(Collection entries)
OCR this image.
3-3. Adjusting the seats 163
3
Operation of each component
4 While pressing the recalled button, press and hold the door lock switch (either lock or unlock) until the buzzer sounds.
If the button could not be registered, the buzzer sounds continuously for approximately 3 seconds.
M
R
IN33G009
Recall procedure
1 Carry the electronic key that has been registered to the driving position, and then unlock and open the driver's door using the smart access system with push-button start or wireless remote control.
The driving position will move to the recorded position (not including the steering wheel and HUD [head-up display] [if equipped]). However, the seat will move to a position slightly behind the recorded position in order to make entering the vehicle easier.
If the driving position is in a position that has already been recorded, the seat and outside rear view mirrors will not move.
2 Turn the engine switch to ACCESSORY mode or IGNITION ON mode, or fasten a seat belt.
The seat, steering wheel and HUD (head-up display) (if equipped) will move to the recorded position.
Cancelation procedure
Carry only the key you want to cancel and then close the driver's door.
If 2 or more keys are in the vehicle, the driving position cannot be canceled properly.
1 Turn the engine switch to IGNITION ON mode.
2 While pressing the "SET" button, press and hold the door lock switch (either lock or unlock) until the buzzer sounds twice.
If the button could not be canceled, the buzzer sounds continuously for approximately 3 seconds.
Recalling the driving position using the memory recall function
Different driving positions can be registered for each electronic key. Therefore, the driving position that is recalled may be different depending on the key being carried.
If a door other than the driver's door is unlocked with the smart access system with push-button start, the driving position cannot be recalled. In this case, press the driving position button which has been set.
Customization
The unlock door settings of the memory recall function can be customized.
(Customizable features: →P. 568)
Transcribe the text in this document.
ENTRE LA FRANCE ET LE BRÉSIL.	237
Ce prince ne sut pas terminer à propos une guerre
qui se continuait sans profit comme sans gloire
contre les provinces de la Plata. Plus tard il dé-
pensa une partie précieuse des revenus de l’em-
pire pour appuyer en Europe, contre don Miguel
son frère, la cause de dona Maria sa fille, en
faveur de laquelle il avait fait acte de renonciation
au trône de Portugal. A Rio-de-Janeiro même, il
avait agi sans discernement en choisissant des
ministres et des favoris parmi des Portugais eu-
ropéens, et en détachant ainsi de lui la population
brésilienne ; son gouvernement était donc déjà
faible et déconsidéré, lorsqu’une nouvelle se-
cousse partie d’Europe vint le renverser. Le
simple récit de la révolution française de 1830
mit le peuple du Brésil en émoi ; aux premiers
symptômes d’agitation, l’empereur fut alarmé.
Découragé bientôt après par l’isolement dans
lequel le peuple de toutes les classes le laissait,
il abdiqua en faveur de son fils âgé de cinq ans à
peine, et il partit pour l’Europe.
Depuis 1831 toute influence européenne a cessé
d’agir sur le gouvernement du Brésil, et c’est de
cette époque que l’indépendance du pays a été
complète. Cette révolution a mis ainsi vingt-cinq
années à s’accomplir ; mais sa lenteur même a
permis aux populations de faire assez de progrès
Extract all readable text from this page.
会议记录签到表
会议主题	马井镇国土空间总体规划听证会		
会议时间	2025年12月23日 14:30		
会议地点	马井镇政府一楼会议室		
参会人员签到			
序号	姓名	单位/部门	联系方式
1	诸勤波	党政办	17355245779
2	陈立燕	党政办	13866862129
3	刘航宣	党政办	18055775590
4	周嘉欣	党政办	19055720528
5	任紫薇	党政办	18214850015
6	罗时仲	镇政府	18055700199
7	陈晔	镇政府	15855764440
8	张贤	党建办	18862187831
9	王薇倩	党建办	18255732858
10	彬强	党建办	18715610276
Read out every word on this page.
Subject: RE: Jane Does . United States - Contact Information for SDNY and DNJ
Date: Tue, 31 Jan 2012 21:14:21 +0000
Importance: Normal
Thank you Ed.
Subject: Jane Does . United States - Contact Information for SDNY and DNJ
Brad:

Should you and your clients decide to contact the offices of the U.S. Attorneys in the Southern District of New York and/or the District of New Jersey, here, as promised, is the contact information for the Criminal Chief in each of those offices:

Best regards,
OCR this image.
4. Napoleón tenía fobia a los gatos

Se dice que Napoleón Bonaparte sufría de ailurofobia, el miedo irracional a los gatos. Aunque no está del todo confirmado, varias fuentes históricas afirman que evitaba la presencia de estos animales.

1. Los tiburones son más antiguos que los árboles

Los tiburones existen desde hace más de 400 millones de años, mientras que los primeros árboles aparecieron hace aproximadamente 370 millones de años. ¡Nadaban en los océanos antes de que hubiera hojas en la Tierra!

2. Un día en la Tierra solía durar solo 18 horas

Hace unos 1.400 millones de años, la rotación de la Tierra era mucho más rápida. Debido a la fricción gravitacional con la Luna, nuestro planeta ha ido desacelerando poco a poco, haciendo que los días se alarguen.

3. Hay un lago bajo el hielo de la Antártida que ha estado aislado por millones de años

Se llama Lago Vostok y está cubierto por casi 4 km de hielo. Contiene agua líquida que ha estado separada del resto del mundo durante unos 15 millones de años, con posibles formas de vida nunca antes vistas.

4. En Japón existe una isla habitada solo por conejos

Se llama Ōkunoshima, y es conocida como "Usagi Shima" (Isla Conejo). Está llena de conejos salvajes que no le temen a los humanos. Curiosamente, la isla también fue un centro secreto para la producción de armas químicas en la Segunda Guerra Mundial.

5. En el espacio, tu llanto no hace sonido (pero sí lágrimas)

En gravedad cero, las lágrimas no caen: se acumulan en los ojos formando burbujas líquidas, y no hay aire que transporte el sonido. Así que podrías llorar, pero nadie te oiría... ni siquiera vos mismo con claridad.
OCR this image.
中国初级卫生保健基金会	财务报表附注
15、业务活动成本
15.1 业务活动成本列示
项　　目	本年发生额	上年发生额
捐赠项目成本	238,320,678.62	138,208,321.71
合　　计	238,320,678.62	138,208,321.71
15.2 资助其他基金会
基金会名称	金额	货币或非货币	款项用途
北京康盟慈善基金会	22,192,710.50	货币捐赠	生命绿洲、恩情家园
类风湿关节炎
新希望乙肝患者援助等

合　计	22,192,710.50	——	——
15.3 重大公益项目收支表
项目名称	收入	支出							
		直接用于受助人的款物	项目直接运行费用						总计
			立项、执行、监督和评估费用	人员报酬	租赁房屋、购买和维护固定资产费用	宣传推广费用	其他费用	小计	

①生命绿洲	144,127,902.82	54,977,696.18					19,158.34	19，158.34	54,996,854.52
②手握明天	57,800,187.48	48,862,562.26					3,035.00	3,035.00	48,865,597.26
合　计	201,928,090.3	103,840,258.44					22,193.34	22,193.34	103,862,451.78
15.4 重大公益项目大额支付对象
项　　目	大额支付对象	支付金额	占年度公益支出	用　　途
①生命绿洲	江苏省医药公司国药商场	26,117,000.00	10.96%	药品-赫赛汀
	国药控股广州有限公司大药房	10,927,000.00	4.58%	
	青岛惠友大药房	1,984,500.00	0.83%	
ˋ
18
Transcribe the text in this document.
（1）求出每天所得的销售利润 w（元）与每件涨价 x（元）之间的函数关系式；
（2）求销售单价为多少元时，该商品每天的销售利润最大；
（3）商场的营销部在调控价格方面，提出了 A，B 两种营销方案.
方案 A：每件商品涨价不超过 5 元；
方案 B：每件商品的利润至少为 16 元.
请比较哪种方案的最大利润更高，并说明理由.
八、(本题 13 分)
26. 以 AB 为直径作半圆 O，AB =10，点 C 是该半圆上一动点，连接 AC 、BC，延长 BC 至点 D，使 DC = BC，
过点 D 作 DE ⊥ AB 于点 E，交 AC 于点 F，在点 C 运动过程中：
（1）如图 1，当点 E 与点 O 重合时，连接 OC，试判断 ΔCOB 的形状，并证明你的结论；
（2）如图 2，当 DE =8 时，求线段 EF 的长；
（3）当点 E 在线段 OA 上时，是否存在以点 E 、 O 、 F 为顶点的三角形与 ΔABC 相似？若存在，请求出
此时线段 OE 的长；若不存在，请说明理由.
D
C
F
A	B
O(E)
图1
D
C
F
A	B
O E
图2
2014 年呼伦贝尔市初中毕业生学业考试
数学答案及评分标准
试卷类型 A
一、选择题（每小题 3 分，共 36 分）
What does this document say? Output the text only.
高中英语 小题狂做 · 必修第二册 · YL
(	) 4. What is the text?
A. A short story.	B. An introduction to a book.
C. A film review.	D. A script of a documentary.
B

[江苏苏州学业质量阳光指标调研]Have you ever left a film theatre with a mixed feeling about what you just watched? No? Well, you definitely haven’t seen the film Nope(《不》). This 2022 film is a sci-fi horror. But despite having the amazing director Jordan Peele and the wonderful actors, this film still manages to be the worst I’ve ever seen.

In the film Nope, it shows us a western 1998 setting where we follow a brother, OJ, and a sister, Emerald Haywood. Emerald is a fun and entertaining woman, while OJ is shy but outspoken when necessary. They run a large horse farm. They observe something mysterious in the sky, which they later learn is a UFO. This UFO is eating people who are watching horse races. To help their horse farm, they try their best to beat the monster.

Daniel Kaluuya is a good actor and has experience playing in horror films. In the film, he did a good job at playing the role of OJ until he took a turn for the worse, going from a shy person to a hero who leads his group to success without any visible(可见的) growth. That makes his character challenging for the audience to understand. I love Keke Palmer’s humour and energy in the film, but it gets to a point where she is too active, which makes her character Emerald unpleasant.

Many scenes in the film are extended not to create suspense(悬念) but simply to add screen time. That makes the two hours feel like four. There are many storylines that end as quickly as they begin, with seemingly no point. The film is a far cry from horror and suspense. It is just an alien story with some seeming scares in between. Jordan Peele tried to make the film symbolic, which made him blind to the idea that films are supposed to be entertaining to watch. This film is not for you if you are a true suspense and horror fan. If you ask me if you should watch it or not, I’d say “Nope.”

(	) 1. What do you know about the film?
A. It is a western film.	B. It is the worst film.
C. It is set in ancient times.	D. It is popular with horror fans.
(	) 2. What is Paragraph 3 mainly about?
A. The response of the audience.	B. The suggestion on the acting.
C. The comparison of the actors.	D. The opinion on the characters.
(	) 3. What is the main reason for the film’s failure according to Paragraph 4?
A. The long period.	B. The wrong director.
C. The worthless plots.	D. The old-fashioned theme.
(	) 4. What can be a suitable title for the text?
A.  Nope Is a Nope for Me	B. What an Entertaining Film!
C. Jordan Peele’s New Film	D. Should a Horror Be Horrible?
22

• **PROBLEM**: Scan the data for the word "either" and copy every line where it shows up.

• **FULL RESPONSE**:
4 While pressing the recalled button, press and hold the door lock switch (either lock or unlock) until the buzzer sounds.
2 While pressing the "SET" button, press and hold the door lock switch (either lock or unlock) until the buzzer sounds twice.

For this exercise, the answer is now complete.